All lines in the data bearing the string "Separador" should be identified and copied.
## Start Entries supplied
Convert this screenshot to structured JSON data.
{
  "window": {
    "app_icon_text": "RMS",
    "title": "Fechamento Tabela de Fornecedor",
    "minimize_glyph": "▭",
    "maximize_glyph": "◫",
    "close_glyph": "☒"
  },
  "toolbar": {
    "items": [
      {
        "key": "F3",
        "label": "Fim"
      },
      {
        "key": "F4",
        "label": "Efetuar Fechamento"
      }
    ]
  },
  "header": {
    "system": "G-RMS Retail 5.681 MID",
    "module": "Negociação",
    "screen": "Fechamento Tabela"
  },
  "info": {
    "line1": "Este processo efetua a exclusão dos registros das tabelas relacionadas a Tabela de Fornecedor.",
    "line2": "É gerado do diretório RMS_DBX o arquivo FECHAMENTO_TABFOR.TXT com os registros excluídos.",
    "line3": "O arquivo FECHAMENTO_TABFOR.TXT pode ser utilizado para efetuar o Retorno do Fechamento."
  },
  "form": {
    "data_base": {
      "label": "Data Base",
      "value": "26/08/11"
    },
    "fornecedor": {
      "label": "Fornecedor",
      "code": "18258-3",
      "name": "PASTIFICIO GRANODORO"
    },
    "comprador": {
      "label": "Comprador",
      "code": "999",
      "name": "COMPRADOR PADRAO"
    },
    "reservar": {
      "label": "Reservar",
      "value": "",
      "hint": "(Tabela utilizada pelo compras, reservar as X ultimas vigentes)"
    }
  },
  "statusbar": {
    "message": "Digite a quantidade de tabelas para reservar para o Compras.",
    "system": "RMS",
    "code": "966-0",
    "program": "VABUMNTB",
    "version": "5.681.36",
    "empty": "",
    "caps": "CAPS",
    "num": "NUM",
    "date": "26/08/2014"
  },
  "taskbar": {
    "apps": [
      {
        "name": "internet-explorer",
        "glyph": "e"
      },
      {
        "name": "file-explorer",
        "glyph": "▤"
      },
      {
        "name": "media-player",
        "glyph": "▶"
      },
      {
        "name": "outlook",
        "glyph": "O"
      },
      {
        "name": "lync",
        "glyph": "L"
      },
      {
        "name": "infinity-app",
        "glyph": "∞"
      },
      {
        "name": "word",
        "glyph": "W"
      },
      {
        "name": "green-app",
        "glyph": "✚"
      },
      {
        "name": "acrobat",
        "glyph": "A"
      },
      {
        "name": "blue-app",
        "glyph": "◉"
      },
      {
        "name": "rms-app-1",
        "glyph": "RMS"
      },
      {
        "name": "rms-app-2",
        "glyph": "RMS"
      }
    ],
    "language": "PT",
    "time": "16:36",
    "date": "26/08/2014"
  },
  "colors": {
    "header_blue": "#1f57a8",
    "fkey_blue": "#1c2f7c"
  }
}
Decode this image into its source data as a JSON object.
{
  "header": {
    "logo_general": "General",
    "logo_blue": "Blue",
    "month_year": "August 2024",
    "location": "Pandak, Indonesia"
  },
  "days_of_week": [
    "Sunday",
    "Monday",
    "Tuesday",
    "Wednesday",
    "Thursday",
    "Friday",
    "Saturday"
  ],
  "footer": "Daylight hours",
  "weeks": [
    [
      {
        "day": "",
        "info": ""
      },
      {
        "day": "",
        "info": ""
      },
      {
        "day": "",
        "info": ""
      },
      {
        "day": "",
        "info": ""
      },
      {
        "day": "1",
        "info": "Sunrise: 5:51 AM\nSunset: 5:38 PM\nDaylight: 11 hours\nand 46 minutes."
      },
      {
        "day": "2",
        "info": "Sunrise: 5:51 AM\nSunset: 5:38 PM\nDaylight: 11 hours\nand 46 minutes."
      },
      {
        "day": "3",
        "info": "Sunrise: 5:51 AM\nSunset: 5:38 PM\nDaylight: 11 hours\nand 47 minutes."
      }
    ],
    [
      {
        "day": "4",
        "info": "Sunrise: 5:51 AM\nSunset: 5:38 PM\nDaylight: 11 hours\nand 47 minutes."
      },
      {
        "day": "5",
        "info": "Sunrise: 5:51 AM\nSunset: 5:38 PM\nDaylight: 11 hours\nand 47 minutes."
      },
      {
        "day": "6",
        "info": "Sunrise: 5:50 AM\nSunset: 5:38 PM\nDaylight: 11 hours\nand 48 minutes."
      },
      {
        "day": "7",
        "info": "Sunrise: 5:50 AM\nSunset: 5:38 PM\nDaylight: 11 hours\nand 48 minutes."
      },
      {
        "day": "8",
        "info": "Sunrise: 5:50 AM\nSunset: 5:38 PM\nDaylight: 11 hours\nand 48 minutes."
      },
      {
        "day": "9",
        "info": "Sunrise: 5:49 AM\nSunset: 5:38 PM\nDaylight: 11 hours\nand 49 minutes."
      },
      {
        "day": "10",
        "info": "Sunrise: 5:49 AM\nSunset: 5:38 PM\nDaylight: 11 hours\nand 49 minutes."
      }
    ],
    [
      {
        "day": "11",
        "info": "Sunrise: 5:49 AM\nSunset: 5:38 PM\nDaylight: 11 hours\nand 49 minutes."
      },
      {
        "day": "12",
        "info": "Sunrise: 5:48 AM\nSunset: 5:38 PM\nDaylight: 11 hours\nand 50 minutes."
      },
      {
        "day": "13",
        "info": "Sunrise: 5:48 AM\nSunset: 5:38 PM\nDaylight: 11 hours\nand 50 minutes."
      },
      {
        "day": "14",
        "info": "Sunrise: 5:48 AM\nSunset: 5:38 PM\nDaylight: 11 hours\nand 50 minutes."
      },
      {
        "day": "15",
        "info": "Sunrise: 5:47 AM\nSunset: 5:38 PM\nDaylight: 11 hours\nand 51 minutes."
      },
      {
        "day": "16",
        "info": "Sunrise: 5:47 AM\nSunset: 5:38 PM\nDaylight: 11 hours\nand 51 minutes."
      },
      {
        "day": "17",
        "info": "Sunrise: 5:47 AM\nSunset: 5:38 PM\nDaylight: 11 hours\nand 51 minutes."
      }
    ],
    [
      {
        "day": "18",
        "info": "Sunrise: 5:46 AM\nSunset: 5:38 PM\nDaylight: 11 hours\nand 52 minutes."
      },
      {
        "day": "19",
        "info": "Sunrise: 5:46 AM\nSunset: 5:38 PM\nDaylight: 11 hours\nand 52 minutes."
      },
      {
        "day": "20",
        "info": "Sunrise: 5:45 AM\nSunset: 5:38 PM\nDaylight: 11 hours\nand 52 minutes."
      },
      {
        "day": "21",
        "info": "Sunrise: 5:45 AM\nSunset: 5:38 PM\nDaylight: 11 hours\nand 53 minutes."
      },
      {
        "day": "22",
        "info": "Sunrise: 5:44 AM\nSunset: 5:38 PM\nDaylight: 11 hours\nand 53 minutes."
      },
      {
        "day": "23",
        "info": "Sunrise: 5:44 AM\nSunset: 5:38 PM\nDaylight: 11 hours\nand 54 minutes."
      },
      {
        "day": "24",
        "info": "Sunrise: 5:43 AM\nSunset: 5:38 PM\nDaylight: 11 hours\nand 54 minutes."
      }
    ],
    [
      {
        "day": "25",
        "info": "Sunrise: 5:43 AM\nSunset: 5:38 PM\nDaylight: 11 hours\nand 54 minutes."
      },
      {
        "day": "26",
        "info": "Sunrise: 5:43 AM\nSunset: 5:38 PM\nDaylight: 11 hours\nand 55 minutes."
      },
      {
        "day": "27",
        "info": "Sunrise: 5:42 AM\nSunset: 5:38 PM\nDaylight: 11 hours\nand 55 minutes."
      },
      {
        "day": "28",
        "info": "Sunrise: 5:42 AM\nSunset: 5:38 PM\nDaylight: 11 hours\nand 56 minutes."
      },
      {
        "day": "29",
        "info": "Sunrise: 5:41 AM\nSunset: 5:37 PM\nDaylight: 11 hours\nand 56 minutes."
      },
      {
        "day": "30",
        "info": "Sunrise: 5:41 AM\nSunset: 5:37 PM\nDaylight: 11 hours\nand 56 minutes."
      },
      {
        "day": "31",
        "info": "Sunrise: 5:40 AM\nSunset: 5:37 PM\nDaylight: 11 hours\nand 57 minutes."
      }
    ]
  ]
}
## End Entries supplied
## Start Entries supplied
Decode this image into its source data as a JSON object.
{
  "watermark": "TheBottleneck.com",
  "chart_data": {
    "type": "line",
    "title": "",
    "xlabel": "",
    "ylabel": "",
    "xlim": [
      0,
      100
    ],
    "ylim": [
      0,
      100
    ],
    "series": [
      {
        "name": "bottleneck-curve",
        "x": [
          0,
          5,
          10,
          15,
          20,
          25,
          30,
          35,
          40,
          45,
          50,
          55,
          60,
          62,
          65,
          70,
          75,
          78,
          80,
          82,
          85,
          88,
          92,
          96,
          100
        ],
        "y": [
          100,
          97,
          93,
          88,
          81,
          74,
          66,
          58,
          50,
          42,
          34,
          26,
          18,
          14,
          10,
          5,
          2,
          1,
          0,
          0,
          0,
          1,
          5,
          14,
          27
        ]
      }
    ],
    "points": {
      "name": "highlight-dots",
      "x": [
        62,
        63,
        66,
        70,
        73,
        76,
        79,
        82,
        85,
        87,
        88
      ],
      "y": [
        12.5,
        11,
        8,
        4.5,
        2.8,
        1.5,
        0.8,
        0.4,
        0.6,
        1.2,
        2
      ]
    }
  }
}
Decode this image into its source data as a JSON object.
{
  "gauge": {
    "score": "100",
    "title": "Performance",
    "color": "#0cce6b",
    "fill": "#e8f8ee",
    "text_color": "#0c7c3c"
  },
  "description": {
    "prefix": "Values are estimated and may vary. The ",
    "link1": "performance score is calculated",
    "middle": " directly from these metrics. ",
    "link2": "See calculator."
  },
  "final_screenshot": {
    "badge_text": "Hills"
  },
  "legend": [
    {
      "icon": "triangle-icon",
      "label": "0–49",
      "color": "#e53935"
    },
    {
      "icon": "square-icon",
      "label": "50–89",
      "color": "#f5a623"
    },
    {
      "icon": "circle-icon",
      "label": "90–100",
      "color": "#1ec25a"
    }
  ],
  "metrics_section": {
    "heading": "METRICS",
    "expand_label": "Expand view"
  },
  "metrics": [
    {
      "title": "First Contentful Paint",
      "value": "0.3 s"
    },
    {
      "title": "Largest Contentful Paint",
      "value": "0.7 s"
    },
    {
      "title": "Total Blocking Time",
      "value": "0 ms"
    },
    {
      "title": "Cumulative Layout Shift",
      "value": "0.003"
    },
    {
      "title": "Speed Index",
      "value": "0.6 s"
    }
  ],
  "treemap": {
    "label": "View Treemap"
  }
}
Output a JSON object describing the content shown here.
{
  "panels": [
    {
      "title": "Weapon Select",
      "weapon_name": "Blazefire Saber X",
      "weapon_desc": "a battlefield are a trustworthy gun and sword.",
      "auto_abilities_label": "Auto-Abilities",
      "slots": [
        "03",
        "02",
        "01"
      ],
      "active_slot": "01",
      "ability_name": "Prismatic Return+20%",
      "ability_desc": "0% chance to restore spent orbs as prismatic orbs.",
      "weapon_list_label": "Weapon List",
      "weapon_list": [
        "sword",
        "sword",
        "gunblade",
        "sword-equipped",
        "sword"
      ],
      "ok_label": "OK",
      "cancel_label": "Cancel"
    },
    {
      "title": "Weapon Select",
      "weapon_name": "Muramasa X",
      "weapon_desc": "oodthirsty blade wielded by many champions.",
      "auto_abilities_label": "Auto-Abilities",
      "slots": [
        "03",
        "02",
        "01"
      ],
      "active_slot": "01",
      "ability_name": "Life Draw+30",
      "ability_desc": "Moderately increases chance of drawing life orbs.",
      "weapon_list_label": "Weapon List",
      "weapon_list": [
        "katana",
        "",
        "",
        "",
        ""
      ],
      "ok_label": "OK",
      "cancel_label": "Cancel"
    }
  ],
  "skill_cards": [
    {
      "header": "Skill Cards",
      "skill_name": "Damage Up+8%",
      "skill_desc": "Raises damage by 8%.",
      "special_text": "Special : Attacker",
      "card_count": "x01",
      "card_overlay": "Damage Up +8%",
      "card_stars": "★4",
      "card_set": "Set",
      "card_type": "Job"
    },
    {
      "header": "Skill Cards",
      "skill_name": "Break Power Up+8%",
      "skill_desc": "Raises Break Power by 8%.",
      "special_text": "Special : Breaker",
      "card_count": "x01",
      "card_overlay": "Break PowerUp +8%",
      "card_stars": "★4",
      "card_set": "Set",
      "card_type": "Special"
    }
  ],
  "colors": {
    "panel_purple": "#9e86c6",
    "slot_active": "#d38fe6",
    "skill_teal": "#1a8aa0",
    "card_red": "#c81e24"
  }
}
## End Entries supplied
## Start Entries supplied
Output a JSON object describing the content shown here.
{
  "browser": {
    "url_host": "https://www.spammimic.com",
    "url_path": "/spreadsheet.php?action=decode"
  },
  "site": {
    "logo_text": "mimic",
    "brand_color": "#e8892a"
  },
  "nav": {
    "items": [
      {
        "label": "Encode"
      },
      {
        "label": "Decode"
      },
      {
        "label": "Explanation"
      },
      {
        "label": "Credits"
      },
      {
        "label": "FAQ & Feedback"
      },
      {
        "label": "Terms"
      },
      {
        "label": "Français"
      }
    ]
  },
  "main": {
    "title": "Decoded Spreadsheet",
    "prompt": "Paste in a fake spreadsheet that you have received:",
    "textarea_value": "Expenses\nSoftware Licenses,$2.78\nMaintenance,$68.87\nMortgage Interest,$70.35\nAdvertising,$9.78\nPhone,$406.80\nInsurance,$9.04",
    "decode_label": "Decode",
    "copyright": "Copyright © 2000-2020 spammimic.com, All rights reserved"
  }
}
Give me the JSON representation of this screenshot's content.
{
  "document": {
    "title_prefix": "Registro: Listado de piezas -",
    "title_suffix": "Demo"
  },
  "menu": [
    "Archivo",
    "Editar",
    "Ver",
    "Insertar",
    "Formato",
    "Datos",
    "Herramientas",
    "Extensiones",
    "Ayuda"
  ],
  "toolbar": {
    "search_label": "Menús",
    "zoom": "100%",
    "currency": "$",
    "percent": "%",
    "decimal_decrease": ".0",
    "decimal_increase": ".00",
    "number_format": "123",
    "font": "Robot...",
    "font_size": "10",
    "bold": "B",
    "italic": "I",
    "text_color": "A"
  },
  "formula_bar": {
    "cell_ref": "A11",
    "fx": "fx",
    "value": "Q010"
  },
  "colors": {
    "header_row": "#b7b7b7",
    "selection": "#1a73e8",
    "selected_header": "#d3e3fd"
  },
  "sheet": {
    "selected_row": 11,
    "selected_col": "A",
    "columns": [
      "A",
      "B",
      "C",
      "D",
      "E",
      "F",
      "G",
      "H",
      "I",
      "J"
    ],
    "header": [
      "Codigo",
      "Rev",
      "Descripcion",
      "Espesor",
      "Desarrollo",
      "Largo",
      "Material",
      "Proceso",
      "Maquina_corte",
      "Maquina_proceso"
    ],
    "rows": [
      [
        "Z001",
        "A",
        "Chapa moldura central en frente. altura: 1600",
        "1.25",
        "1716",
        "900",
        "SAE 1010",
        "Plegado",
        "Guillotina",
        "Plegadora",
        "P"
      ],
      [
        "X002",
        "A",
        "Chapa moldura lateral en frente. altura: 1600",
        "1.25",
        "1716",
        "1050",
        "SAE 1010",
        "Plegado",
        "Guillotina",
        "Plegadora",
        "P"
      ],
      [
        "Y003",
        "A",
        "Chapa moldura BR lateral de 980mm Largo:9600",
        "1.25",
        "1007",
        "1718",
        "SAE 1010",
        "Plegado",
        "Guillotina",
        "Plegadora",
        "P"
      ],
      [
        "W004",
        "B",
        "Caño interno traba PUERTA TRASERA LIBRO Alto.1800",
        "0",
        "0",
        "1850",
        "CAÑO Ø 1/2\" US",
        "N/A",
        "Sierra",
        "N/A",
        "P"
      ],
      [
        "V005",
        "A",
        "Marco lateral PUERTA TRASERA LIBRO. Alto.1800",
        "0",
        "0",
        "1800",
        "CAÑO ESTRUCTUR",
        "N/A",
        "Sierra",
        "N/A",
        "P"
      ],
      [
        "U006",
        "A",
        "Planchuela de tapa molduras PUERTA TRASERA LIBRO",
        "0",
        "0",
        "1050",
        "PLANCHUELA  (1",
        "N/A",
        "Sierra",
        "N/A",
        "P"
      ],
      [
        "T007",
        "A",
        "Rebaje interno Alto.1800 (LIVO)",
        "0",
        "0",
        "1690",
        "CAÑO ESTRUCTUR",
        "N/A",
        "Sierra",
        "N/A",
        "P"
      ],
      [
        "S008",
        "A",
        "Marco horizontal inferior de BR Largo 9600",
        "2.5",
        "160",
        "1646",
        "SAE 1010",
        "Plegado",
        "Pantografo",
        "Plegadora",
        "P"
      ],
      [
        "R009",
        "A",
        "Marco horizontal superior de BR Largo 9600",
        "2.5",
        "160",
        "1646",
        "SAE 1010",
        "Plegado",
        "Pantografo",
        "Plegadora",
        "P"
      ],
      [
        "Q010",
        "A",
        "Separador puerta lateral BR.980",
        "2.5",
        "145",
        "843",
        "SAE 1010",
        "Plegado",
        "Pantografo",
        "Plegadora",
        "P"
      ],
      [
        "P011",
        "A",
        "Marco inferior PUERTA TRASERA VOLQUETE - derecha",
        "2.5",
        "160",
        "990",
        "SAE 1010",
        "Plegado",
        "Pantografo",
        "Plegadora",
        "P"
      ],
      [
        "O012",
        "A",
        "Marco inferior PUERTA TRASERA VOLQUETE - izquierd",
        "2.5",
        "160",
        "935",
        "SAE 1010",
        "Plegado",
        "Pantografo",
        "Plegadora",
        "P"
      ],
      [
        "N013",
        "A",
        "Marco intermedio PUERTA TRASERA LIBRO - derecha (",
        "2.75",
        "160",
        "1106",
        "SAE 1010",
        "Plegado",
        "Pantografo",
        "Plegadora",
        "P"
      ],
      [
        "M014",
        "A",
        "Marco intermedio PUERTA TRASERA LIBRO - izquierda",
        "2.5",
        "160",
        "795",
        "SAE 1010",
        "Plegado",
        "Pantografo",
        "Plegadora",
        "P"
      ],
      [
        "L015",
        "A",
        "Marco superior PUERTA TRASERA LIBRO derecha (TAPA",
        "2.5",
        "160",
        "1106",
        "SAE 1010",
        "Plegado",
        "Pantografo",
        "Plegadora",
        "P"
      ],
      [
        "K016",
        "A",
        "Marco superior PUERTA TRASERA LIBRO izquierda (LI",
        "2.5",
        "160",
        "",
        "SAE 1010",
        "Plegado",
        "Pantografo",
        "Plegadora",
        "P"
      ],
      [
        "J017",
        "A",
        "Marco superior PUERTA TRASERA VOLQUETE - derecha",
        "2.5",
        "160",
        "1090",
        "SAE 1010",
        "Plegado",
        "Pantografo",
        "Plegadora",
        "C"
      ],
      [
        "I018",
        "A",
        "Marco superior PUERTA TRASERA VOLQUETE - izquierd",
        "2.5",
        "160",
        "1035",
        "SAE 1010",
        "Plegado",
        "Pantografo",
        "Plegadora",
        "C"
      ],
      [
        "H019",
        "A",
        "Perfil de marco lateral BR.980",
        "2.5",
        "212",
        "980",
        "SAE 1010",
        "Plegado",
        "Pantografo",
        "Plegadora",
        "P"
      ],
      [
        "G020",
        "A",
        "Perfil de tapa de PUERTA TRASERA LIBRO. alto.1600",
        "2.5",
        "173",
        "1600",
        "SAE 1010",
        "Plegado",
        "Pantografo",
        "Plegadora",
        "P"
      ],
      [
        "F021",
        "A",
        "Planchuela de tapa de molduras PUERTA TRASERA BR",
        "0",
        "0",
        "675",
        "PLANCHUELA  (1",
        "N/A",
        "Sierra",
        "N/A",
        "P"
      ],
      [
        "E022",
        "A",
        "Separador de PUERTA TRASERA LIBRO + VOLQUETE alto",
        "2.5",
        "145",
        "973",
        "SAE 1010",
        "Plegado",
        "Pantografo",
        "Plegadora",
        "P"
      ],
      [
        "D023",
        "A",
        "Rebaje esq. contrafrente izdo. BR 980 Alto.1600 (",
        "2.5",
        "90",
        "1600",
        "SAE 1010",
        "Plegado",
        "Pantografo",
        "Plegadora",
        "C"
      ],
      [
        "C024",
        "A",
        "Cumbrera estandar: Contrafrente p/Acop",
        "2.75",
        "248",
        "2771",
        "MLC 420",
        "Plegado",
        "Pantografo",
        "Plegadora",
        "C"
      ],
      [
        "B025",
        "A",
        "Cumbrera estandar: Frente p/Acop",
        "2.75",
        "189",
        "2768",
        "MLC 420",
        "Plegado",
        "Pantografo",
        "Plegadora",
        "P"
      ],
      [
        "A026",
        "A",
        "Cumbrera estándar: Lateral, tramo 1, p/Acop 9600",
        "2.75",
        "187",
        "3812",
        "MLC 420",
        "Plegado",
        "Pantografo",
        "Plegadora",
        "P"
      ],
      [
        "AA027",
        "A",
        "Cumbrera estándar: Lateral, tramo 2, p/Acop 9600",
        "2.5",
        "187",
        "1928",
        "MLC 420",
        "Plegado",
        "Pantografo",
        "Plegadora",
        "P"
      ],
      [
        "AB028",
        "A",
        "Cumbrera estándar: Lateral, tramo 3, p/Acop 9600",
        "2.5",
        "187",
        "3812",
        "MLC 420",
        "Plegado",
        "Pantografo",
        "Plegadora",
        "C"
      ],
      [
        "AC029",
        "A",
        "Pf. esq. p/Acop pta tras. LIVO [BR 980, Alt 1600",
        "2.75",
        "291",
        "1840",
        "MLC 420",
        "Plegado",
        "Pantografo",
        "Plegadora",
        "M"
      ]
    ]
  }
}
## End Entries supplied
• **Problem solution**:
        "Separador puerta lateral BR.980",
        "Separador de PUERTA TRASERA LIBRO + VOLQUETE alto",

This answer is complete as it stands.